▶ **Stated goal**: Your answer should be one number: how many lines of the data include the string "this"?

********

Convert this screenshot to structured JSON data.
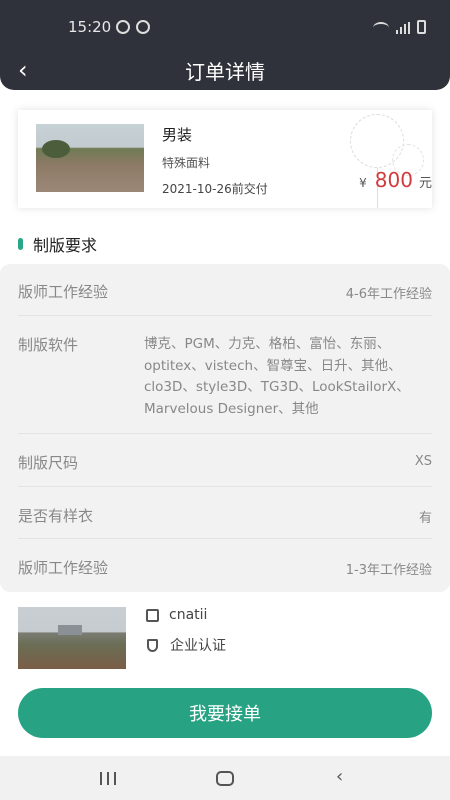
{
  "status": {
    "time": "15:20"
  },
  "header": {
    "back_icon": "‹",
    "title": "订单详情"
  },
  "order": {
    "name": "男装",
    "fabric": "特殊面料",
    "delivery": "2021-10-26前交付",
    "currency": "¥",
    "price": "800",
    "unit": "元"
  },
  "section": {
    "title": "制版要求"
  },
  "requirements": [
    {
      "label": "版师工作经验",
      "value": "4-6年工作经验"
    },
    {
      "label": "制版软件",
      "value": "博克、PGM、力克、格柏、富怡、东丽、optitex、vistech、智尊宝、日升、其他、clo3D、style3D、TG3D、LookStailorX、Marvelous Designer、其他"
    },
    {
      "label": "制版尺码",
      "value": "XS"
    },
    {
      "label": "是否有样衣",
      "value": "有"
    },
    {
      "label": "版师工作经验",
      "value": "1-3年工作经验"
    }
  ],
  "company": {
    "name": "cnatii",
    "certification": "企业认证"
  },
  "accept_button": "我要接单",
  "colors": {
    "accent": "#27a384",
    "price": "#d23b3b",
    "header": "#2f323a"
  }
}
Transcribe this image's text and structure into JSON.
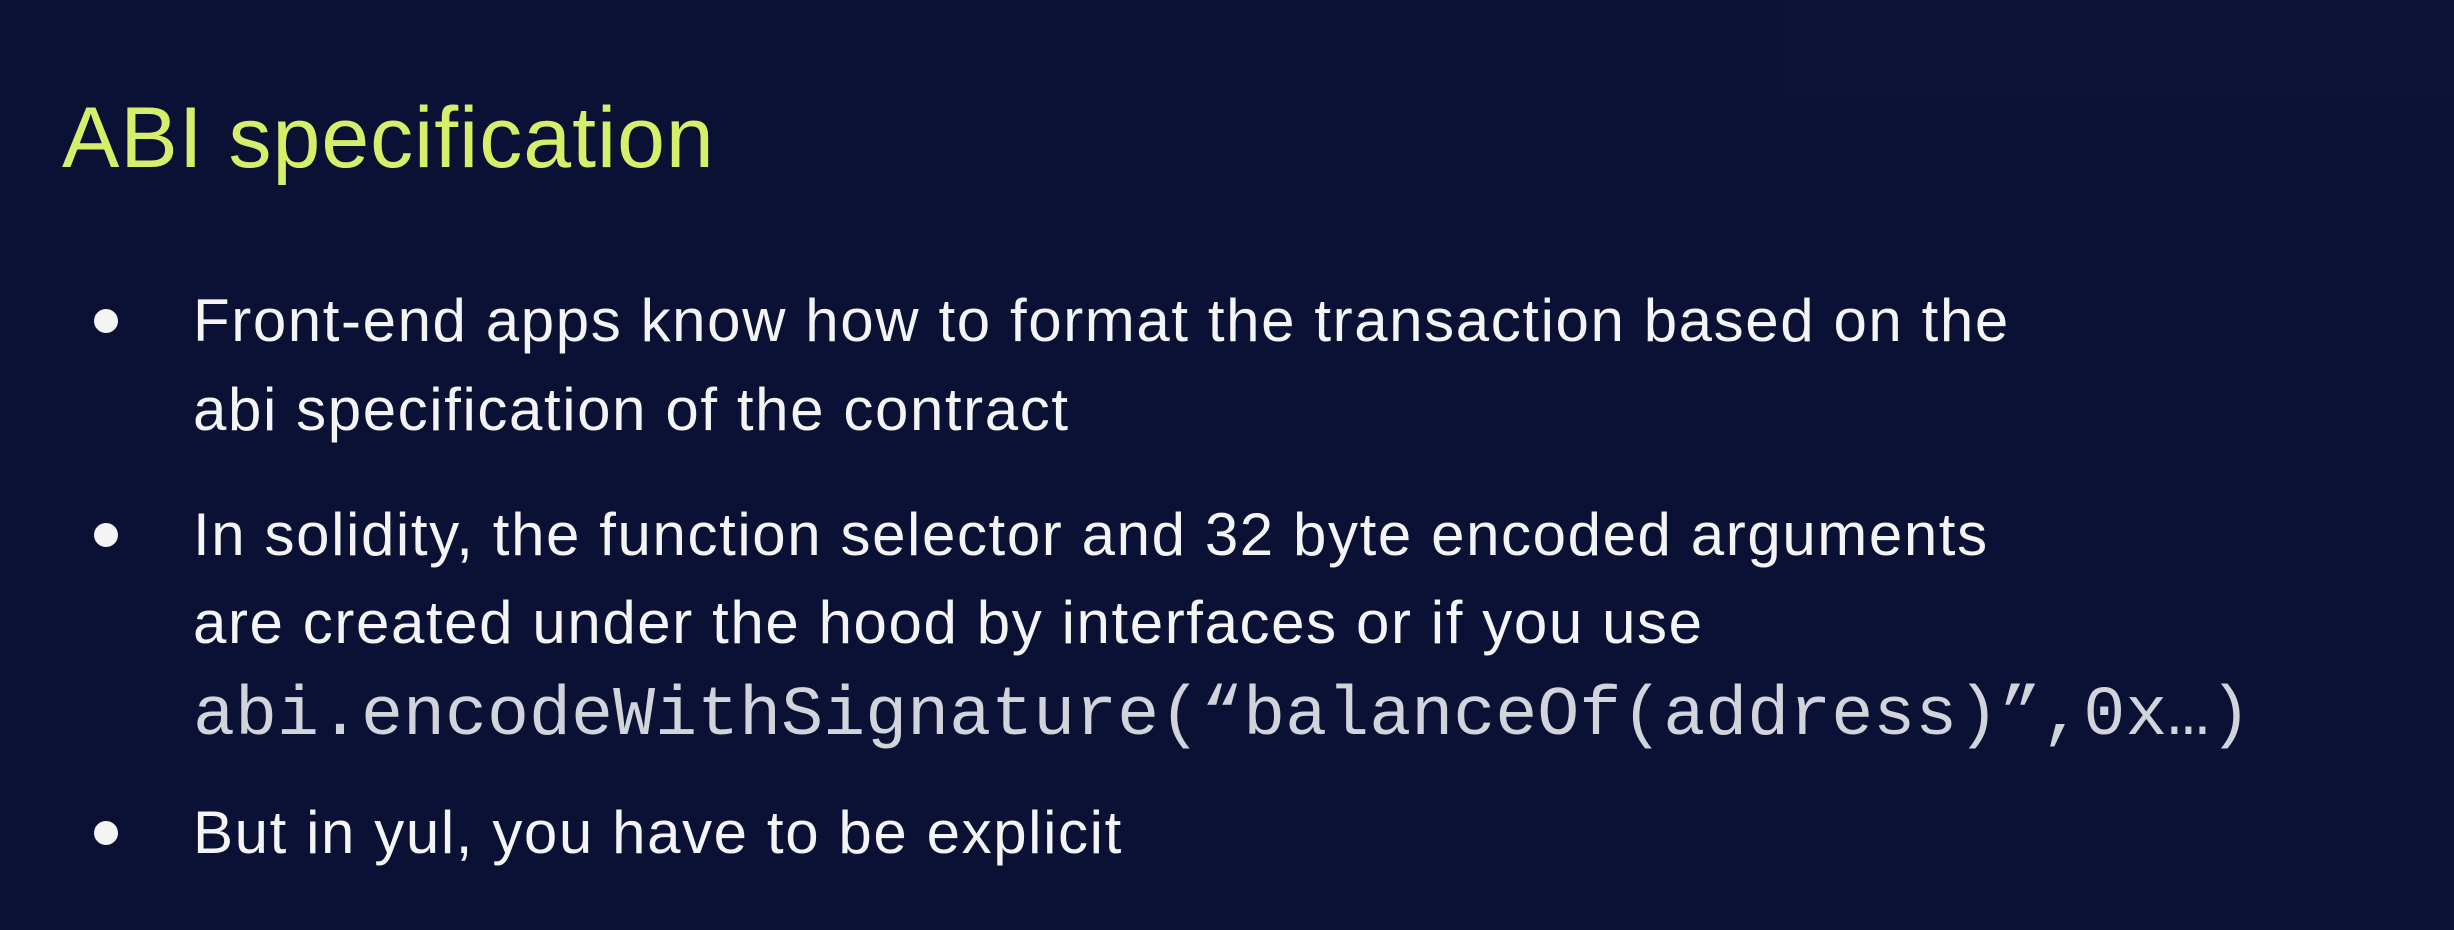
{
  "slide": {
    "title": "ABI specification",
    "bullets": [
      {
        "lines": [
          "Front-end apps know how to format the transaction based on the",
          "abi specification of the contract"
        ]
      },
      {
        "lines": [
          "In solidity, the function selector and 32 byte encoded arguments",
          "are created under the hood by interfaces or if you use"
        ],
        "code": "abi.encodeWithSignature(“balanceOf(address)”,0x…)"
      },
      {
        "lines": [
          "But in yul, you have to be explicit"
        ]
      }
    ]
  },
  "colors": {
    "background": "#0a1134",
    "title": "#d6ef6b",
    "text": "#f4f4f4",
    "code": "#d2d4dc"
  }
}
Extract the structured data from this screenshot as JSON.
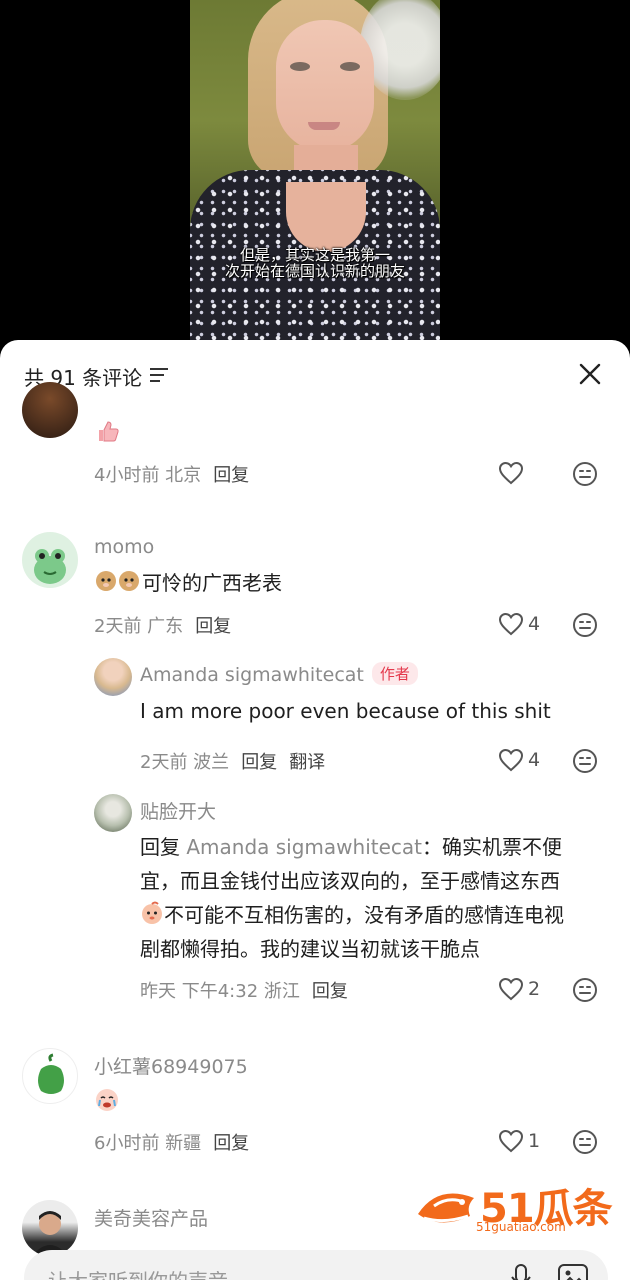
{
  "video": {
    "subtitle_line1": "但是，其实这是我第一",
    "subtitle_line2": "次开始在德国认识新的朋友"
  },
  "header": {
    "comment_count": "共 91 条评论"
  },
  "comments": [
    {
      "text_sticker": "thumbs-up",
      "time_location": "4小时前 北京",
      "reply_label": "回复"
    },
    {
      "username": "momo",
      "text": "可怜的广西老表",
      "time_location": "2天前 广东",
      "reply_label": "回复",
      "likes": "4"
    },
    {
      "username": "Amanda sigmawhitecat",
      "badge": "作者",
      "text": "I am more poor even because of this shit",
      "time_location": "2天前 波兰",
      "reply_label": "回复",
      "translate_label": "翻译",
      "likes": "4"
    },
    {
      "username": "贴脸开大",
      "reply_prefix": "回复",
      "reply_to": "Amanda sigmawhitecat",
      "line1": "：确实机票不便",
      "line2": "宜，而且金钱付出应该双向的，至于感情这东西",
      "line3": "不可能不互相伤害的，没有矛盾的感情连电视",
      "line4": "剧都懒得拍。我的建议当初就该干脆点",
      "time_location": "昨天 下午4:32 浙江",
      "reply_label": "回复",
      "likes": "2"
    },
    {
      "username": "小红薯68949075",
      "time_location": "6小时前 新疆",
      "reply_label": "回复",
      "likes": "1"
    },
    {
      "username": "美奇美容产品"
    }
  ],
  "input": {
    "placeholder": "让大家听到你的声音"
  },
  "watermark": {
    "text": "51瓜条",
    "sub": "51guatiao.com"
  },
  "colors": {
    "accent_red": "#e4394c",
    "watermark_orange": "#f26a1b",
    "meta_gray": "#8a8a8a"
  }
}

********

▶ **Exercise response**: 4